Data for the task start

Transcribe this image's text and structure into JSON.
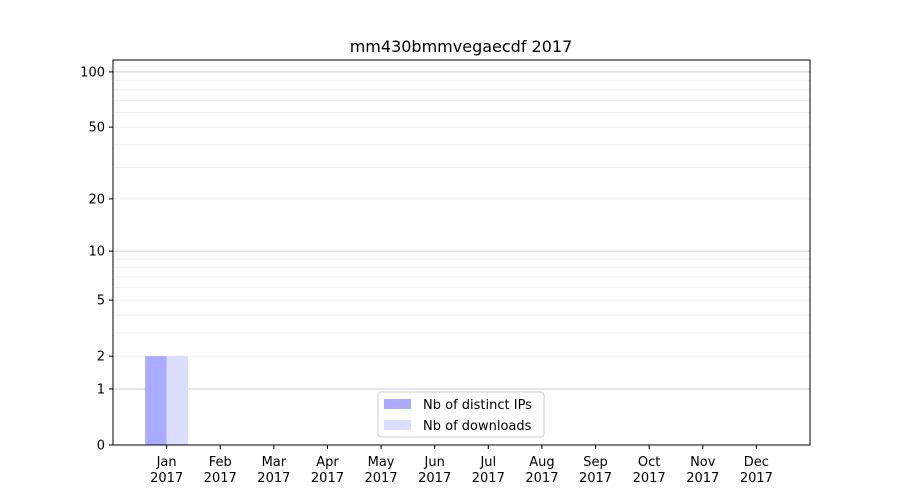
{
  "chart_data": {
    "type": "bar",
    "title": "mm430bmmvegaecdf 2017",
    "xlabel": "",
    "ylabel": "",
    "y_scale": "log(1+y)",
    "ylim": [
      0,
      116
    ],
    "y_ticks": [
      0,
      1,
      2,
      5,
      10,
      20,
      50,
      100
    ],
    "grid": true,
    "legend_position": "lower-center",
    "categories": [
      "Jan\n2017",
      "Feb\n2017",
      "Mar\n2017",
      "Apr\n2017",
      "May\n2017",
      "Jun\n2017",
      "Jul\n2017",
      "Aug\n2017",
      "Sep\n2017",
      "Oct\n2017",
      "Nov\n2017",
      "Dec\n2017"
    ],
    "series": [
      {
        "name": "Nb of distinct IPs",
        "color": "#aaaaff",
        "values": [
          2,
          0,
          0,
          0,
          0,
          0,
          0,
          0,
          0,
          0,
          0,
          0
        ]
      },
      {
        "name": "Nb of downloads",
        "color": "#ddddff",
        "values": [
          2,
          0,
          0,
          0,
          0,
          0,
          0,
          0,
          0,
          0,
          0,
          0
        ]
      }
    ]
  }
}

Data for the task end

▶ **What you need to do**
Output the records above exactly; leave out the pictures.

▶ **Finished answer**
Transcribe this image's text and structure into JSON.
{
  "chart_data": {
    "type": "bar",
    "title": "mm430bmmvegaecdf 2017",
    "xlabel": "",
    "ylabel": "",
    "y_scale": "log(1+y)",
    "ylim": [
      0,
      116
    ],
    "y_ticks": [
      0,
      1,
      2,
      5,
      10,
      20,
      50,
      100
    ],
    "grid": true,
    "legend_position": "lower-center",
    "categories": [
      "Jan\n2017",
      "Feb\n2017",
      "Mar\n2017",
      "Apr\n2017",
      "May\n2017",
      "Jun\n2017",
      "Jul\n2017",
      "Aug\n2017",
      "Sep\n2017",
      "Oct\n2017",
      "Nov\n2017",
      "Dec\n2017"
    ],
    "series": [
      {
        "name": "Nb of distinct IPs",
        "color": "#aaaaff",
        "values": [
          2,
          0,
          0,
          0,
          0,
          0,
          0,
          0,
          0,
          0,
          0,
          0
        ]
      },
      {
        "name": "Nb of downloads",
        "color": "#ddddff",
        "values": [
          2,
          0,
          0,
          0,
          0,
          0,
          0,
          0,
          0,
          0,
          0,
          0
        ]
      }
    ]
  }
}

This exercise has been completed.